* **Written exercise**
Which lines of the records contain "koʻpincha"? Collect every one of them.

»»

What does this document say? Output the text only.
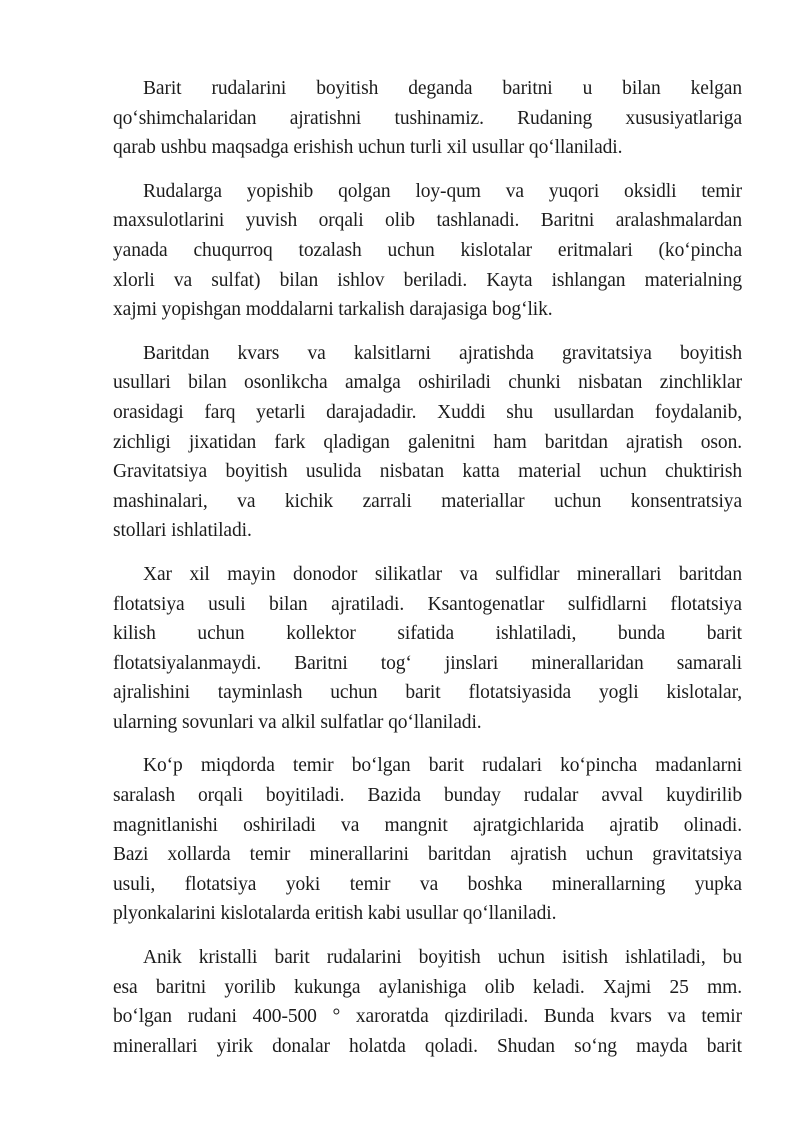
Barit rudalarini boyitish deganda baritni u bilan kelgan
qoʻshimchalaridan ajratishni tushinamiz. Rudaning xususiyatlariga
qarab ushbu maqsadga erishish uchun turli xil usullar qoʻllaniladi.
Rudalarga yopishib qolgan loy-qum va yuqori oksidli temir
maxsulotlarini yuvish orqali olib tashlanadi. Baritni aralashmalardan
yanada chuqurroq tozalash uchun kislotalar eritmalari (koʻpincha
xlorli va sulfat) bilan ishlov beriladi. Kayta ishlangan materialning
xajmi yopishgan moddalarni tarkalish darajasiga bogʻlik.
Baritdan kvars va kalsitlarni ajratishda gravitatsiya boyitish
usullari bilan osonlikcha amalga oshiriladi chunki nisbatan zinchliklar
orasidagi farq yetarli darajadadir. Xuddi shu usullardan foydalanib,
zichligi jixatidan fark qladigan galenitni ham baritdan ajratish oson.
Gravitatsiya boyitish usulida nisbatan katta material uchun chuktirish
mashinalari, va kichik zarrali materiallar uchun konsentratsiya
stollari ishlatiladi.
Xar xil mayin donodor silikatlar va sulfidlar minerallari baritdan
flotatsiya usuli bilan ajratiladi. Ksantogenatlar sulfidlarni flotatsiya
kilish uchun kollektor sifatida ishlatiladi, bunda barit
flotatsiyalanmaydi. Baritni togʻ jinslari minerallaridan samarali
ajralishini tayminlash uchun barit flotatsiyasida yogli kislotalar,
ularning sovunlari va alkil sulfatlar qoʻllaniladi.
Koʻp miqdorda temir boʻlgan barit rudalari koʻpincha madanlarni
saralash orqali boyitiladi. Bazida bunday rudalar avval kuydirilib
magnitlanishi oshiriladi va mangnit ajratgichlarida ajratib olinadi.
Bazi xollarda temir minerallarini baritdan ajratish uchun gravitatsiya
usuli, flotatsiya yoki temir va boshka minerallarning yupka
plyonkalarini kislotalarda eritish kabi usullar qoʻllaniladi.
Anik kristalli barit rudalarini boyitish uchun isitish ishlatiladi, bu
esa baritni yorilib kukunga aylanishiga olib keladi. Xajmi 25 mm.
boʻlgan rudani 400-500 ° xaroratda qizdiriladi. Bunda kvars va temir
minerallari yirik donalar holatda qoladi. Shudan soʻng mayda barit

««

* **Answer to this exercise**
yanada chuqurroq tozalash uchun kislotalar eritmalari (koʻpincha
Koʻp miqdorda temir boʻlgan barit rudalari koʻpincha madanlarni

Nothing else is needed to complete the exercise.